▶ _GIVEN REQUEST 1_:
Translate this sentence from the passage on government cloud into French: "For decades governments in Australia have relied on core systems that were often developed in collaboration with leading enterprise application and infrastructure providers."

As many federal and state agencies successfully made a general leap to cloud services and a working from anywhere posture, organisations that routinely deal with highly sensitive data at scale necessarily used more caution and less haste as they planned the next chapter in their evolution.

Government cloud is evolving fast…

For decades governments in Australia have relied on core systems that were often developed in collaboration with leading enterprise application and infrastructure providers.

However, because of the concurrent requirements of performance, scale and security, these have traditionally been housed within government facilities – or ‘on-prem’, even as commodity multinational cloud platforms opened their doors for government workloads.

Simultaneously, elevated requirements and controls around how government agencies assess and risk manage the security of all cloud they consume (on-prem, hybrid or public) have come into play.

Changes to protect critical infrastructure and systems of national significance now empower the government to specify and maintain stringent ownership and control conditions for cloud hosts and data centres.

While it’s an unambiguous elevation of posture in uncertain times, the changes have opened doors to highly innovative new players ready to offer services, software and infrastructure that has hardened security baked-in from inception, rather than being retrospectively locked-down.

▶ _LISTED ENTRIES_:
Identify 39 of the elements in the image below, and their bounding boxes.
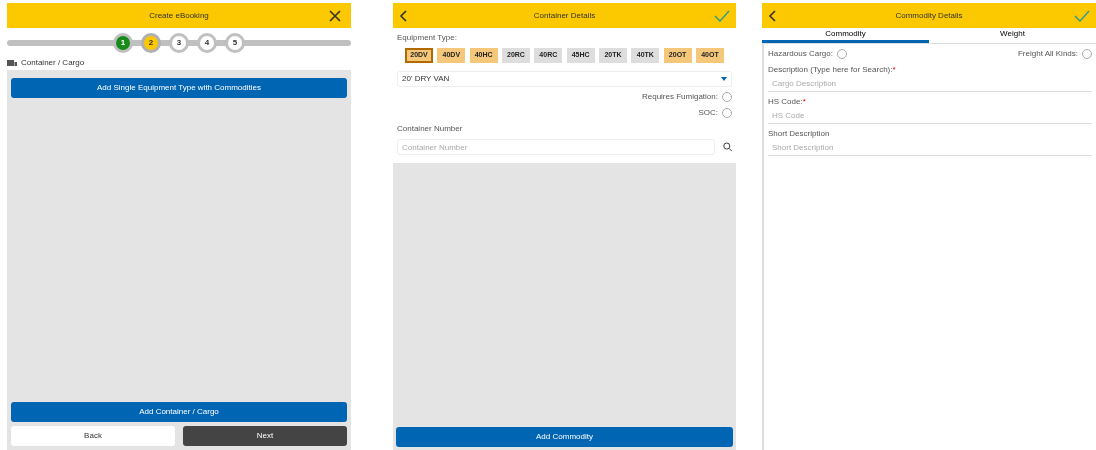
option-label: SOC:	[698, 107, 718, 119]
close-icon[interactable]	[329, 9, 341, 22]
step-indicator: 4	[197, 33, 217, 53]
step-indicator: 2	[141, 33, 161, 53]
caret-icon	[721, 77, 727, 81]
option-label: Freight All Kinds:	[1017, 48, 1078, 60]
screen-title: Container Details	[532, 9, 597, 22]
option-label: Requires Fumigation:	[641, 91, 718, 103]
radio-button[interactable]	[722, 92, 732, 102]
field-label: HS Code:*	[768, 96, 807, 108]
step-indicator: 1	[113, 33, 133, 53]
field-label: Short Description	[768, 128, 831, 140]
type-dropdown[interactable]: 20' DRY VAN	[397, 71, 732, 87]
dropdown-value: 20' DRY VAN	[402, 73, 450, 85]
back-button[interactable]: Back	[11, 426, 175, 446]
section-title: Container / Cargo	[21, 56, 85, 69]
container-number-field[interactable]: Container Number	[397, 139, 715, 155]
radio-button[interactable]	[722, 108, 732, 118]
add-commodity-button[interactable]: Add Commodity	[396, 427, 733, 447]
container-icon	[7, 59, 17, 66]
radio-button[interactable]	[1082, 49, 1092, 59]
next-button[interactable]: Next	[183, 426, 347, 446]
add-container-button[interactable]: Add Container / Cargo	[11, 402, 347, 422]
field-label: Container Number	[397, 123, 464, 135]
radio-button[interactable]	[836, 49, 847, 59]
add-equipment-button[interactable]: Add Single Equipment Type with Commodities	[11, 78, 347, 98]
search-icon[interactable]	[722, 142, 732, 152]
step-indicator: 3	[169, 33, 189, 53]
back-icon[interactable]	[768, 9, 776, 22]
checkmark-icon[interactable]	[714, 9, 730, 22]
tab[interactable]: Commodity	[762, 28, 929, 43]
screen-title: Create eBooking	[148, 9, 210, 22]
step-indicator: 5	[225, 33, 245, 53]
field-label: Description (Type here for Search):*	[768, 64, 897, 76]
checkmark-icon[interactable]	[1074, 9, 1090, 22]
field-label: Equipment Type:	[397, 32, 458, 44]
back-icon[interactable]	[399, 9, 407, 22]
screen-title: Commodity Details	[894, 9, 964, 22]
option-label: Hazardous Cargo:	[768, 48, 833, 60]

▶ _GIVEN REQUEST 2_:
From the rows above, lay out the lines from the line with "107, 718, 119]" up to and including the line with "128, 831, 140]" as a Markdown table with the columns Number and Line. Number the lines in order and leave out any blank lines.

▶ _FULL OUTPUT 1_:
Depuis des décennies, les gouvernements en Australie s'appuient sur des systèmes centraux qui ont souvent été développés en collaboration avec les principaux fournisseurs d'applications et d'infrastructures d'entreprise.

▶ _FULL OUTPUT 2_:
| Number | Line |
|---|---|
| 1 | option-label: SOC:	[698, 107, 718, 119] |
| 2 | close-icon[interactable]	[329, 9, 341, 22] |
| 3 | step-indicator: 4	[197, 33, 217, 53] |
| 4 | step-indicator: 2	[141, 33, 161, 53] |
| 5 | caret-icon	[721, 77, 727, 81] |
| 6 | option-label: Freight All Kinds:	[1017, 48, 1078, 60] |
| 7 | screen-title: Container Details	[532, 9, 597, 22] |
| 8 | option-label: Requires Fumigation:	[641, 91, 718, 103] |
| 9 | radio-button[interactable]	[722, 92, 732, 102] |
| 10 | field-label: HS Code:*	[768, 96, 807, 108] |
| 11 | step-indicator: 1	[113, 33, 133, 53] |
| 12 | field-label: Short Description	[768, 128, 831, 140] |